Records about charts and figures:
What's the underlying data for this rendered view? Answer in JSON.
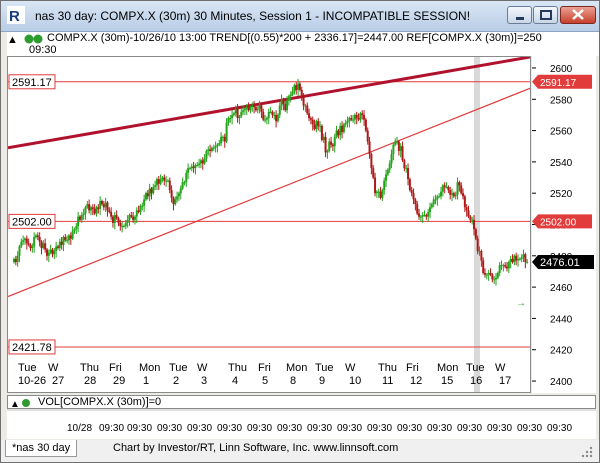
{
  "window": {
    "title": "nas 30 day: COMPX.X (30m) 30 Minutes, Session 1 - INCOMPATIBLE SESSION!",
    "app_icon": "investor-rt-logo-icon"
  },
  "infobar": {
    "line1": "COMPX.X (30m)-10/26/10 13:00  TREND[(0.55)*200 + 2336.17]=2447.00  REF[COMPX.X (30m)]=250",
    "time": "09:30"
  },
  "volume_label": "VOL[COMPX.X (30m)]=0",
  "footer": {
    "tab": "*nas 30 day",
    "credit": "Chart by Investor/RT, Linn Software, Inc. www.linnsoft.com"
  },
  "colors": {
    "trend": "#b0122e",
    "ref": "#e23b3b",
    "up_candle": "#23a31a",
    "down_candle": "#b01818",
    "last_price": "#000000",
    "highlight_band": "#d4d4d4"
  },
  "chart_data": {
    "type": "candlestick",
    "title": "",
    "symbol": "COMPX.X (30m)",
    "ylim": [
      2393,
      2607
    ],
    "y_ticks": [
      2400,
      2420,
      2440,
      2460,
      2480,
      2500,
      2520,
      2540,
      2560,
      2580,
      2600
    ],
    "reference_levels": [
      2591.17,
      2502.0,
      2421.78
    ],
    "last_price": 2476.01,
    "day_labels": [
      "Tue",
      "W",
      "Thu",
      "Fri",
      "Mon",
      "Tue",
      "W",
      "Thu",
      "Fri",
      "Mon",
      "Tue",
      "W",
      "Thu",
      "Fri",
      "Mon",
      "Tue",
      "W"
    ],
    "date_labels": [
      "10-26",
      "27",
      "28",
      "29",
      "1",
      "2",
      "3",
      "4",
      "5",
      "8",
      "9",
      "10",
      "11",
      "12",
      "15",
      "16",
      "17"
    ],
    "lower_time_labels": [
      "10/28",
      "09:30",
      "09:30",
      "09:30",
      "09:30",
      "09:30",
      "09:30",
      "09:30",
      "09:30",
      "09:30",
      "09:30",
      "09:30",
      "09:30",
      "09:30",
      "09:30",
      "09:30",
      "09:30"
    ],
    "trend_lines": [
      {
        "name": "upper channel",
        "y_start": 2549,
        "y_end": 2607
      },
      {
        "name": "lower channel",
        "y_start": 2454,
        "y_end": 2587
      }
    ],
    "closes": [
      2478,
      2476,
      2480,
      2486,
      2489,
      2490,
      2491,
      2488,
      2487,
      2485,
      2486,
      2492,
      2493,
      2492,
      2489,
      2485,
      2488,
      2484,
      2480,
      2482,
      2484,
      2481,
      2483,
      2486,
      2485,
      2489,
      2487,
      2492,
      2490,
      2490,
      2493,
      2491,
      2496,
      2497,
      2499,
      2505,
      2503,
      2506,
      2507,
      2511,
      2513,
      2509,
      2511,
      2510,
      2507,
      2511,
      2510,
      2515,
      2513,
      2511,
      2514,
      2509,
      2508,
      2505,
      2501,
      2506,
      2504,
      2501,
      2499,
      2499,
      2499,
      2501,
      2503,
      2506,
      2505,
      2503,
      2505,
      2509,
      2508,
      2512,
      2512,
      2516,
      2520,
      2518,
      2523,
      2520,
      2524,
      2525,
      2529,
      2526,
      2529,
      2530,
      2528,
      2528,
      2528,
      2522,
      2517,
      2513,
      2516,
      2518,
      2520,
      2523,
      2527,
      2527,
      2533,
      2536,
      2536,
      2537,
      2536,
      2538,
      2538,
      2539,
      2541,
      2539,
      2542,
      2547,
      2548,
      2547,
      2549,
      2549,
      2550,
      2551,
      2552,
      2556,
      2556,
      2553,
      2565,
      2568,
      2568,
      2570,
      2571,
      2574,
      2568,
      2569,
      2572,
      2573,
      2574,
      2575,
      2573,
      2575,
      2576,
      2575,
      2573,
      2574,
      2576,
      2572,
      2567,
      2567,
      2568,
      2572,
      2572,
      2570,
      2570,
      2566,
      2570,
      2576,
      2580,
      2577,
      2573,
      2579,
      2582,
      2583,
      2585,
      2589,
      2586,
      2590,
      2586,
      2581,
      2576,
      2576,
      2571,
      2568,
      2567,
      2564,
      2561,
      2566,
      2563,
      2563,
      2554,
      2556,
      2546,
      2547,
      2553,
      2551,
      2550,
      2556,
      2560,
      2557,
      2563,
      2559,
      2564,
      2565,
      2566,
      2568,
      2567,
      2567,
      2570,
      2568,
      2567,
      2571,
      2570,
      2567,
      2560,
      2553,
      2545,
      2536,
      2530,
      2520,
      2521,
      2521,
      2517,
      2522,
      2528,
      2532,
      2535,
      2539,
      2545,
      2551,
      2553,
      2553,
      2547,
      2550,
      2541,
      2536,
      2536,
      2529,
      2522,
      2520,
      2516,
      2513,
      2507,
      2505,
      2505,
      2506,
      2506,
      2505,
      2508,
      2511,
      2513,
      2516,
      2516,
      2518,
      2518,
      2521,
      2525,
      2524,
      2524,
      2522,
      2519,
      2520,
      2518,
      2519,
      2527,
      2525,
      2520,
      2518,
      2511,
      2509,
      2505,
      2503,
      2503,
      2497,
      2491,
      2483,
      2483,
      2477,
      2469,
      2468,
      2468,
      2469,
      2468,
      2465,
      2465,
      2466,
      2469,
      2474,
      2474,
      2474,
      2473,
      2472,
      2476,
      2478,
      2476,
      2480,
      2477,
      2478,
      2478,
      2479,
      2481,
      2476,
      2476
    ]
  }
}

EXERCISE: Would you mind returning each entry above word for word, skipping the images?

WRITTEN ANSWER:
What's the underlying data for this rendered view? Answer in JSON.
{
  "window": {
    "title": "nas 30 day: COMPX.X (30m) 30 Minutes, Session 1 - INCOMPATIBLE SESSION!",
    "app_icon": "investor-rt-logo-icon"
  },
  "infobar": {
    "line1": "COMPX.X (30m)-10/26/10 13:00  TREND[(0.55)*200 + 2336.17]=2447.00  REF[COMPX.X (30m)]=250",
    "time": "09:30"
  },
  "volume_label": "VOL[COMPX.X (30m)]=0",
  "footer": {
    "tab": "*nas 30 day",
    "credit": "Chart by Investor/RT, Linn Software, Inc. www.linnsoft.com"
  },
  "colors": {
    "trend": "#b0122e",
    "ref": "#e23b3b",
    "up_candle": "#23a31a",
    "down_candle": "#b01818",
    "last_price": "#000000",
    "highlight_band": "#d4d4d4"
  },
  "chart_data": {
    "type": "candlestick",
    "title": "",
    "symbol": "COMPX.X (30m)",
    "ylim": [
      2393,
      2607
    ],
    "y_ticks": [
      2400,
      2420,
      2440,
      2460,
      2480,
      2500,
      2520,
      2540,
      2560,
      2580,
      2600
    ],
    "reference_levels": [
      2591.17,
      2502.0,
      2421.78
    ],
    "last_price": 2476.01,
    "day_labels": [
      "Tue",
      "W",
      "Thu",
      "Fri",
      "Mon",
      "Tue",
      "W",
      "Thu",
      "Fri",
      "Mon",
      "Tue",
      "W",
      "Thu",
      "Fri",
      "Mon",
      "Tue",
      "W"
    ],
    "date_labels": [
      "10-26",
      "27",
      "28",
      "29",
      "1",
      "2",
      "3",
      "4",
      "5",
      "8",
      "9",
      "10",
      "11",
      "12",
      "15",
      "16",
      "17"
    ],
    "lower_time_labels": [
      "10/28",
      "09:30",
      "09:30",
      "09:30",
      "09:30",
      "09:30",
      "09:30",
      "09:30",
      "09:30",
      "09:30",
      "09:30",
      "09:30",
      "09:30",
      "09:30",
      "09:30",
      "09:30",
      "09:30"
    ],
    "trend_lines": [
      {
        "name": "upper channel",
        "y_start": 2549,
        "y_end": 2607
      },
      {
        "name": "lower channel",
        "y_start": 2454,
        "y_end": 2587
      }
    ],
    "closes": [
      2478,
      2476,
      2480,
      2486,
      2489,
      2490,
      2491,
      2488,
      2487,
      2485,
      2486,
      2492,
      2493,
      2492,
      2489,
      2485,
      2488,
      2484,
      2480,
      2482,
      2484,
      2481,
      2483,
      2486,
      2485,
      2489,
      2487,
      2492,
      2490,
      2490,
      2493,
      2491,
      2496,
      2497,
      2499,
      2505,
      2503,
      2506,
      2507,
      2511,
      2513,
      2509,
      2511,
      2510,
      2507,
      2511,
      2510,
      2515,
      2513,
      2511,
      2514,
      2509,
      2508,
      2505,
      2501,
      2506,
      2504,
      2501,
      2499,
      2499,
      2499,
      2501,
      2503,
      2506,
      2505,
      2503,
      2505,
      2509,
      2508,
      2512,
      2512,
      2516,
      2520,
      2518,
      2523,
      2520,
      2524,
      2525,
      2529,
      2526,
      2529,
      2530,
      2528,
      2528,
      2528,
      2522,
      2517,
      2513,
      2516,
      2518,
      2520,
      2523,
      2527,
      2527,
      2533,
      2536,
      2536,
      2537,
      2536,
      2538,
      2538,
      2539,
      2541,
      2539,
      2542,
      2547,
      2548,
      2547,
      2549,
      2549,
      2550,
      2551,
      2552,
      2556,
      2556,
      2553,
      2565,
      2568,
      2568,
      2570,
      2571,
      2574,
      2568,
      2569,
      2572,
      2573,
      2574,
      2575,
      2573,
      2575,
      2576,
      2575,
      2573,
      2574,
      2576,
      2572,
      2567,
      2567,
      2568,
      2572,
      2572,
      2570,
      2570,
      2566,
      2570,
      2576,
      2580,
      2577,
      2573,
      2579,
      2582,
      2583,
      2585,
      2589,
      2586,
      2590,
      2586,
      2581,
      2576,
      2576,
      2571,
      2568,
      2567,
      2564,
      2561,
      2566,
      2563,
      2563,
      2554,
      2556,
      2546,
      2547,
      2553,
      2551,
      2550,
      2556,
      2560,
      2557,
      2563,
      2559,
      2564,
      2565,
      2566,
      2568,
      2567,
      2567,
      2570,
      2568,
      2567,
      2571,
      2570,
      2567,
      2560,
      2553,
      2545,
      2536,
      2530,
      2520,
      2521,
      2521,
      2517,
      2522,
      2528,
      2532,
      2535,
      2539,
      2545,
      2551,
      2553,
      2553,
      2547,
      2550,
      2541,
      2536,
      2536,
      2529,
      2522,
      2520,
      2516,
      2513,
      2507,
      2505,
      2505,
      2506,
      2506,
      2505,
      2508,
      2511,
      2513,
      2516,
      2516,
      2518,
      2518,
      2521,
      2525,
      2524,
      2524,
      2522,
      2519,
      2520,
      2518,
      2519,
      2527,
      2525,
      2520,
      2518,
      2511,
      2509,
      2505,
      2503,
      2503,
      2497,
      2491,
      2483,
      2483,
      2477,
      2469,
      2468,
      2468,
      2469,
      2468,
      2465,
      2465,
      2466,
      2469,
      2474,
      2474,
      2474,
      2473,
      2472,
      2476,
      2478,
      2476,
      2480,
      2477,
      2478,
      2478,
      2479,
      2481,
      2476,
      2476
    ]
  }
}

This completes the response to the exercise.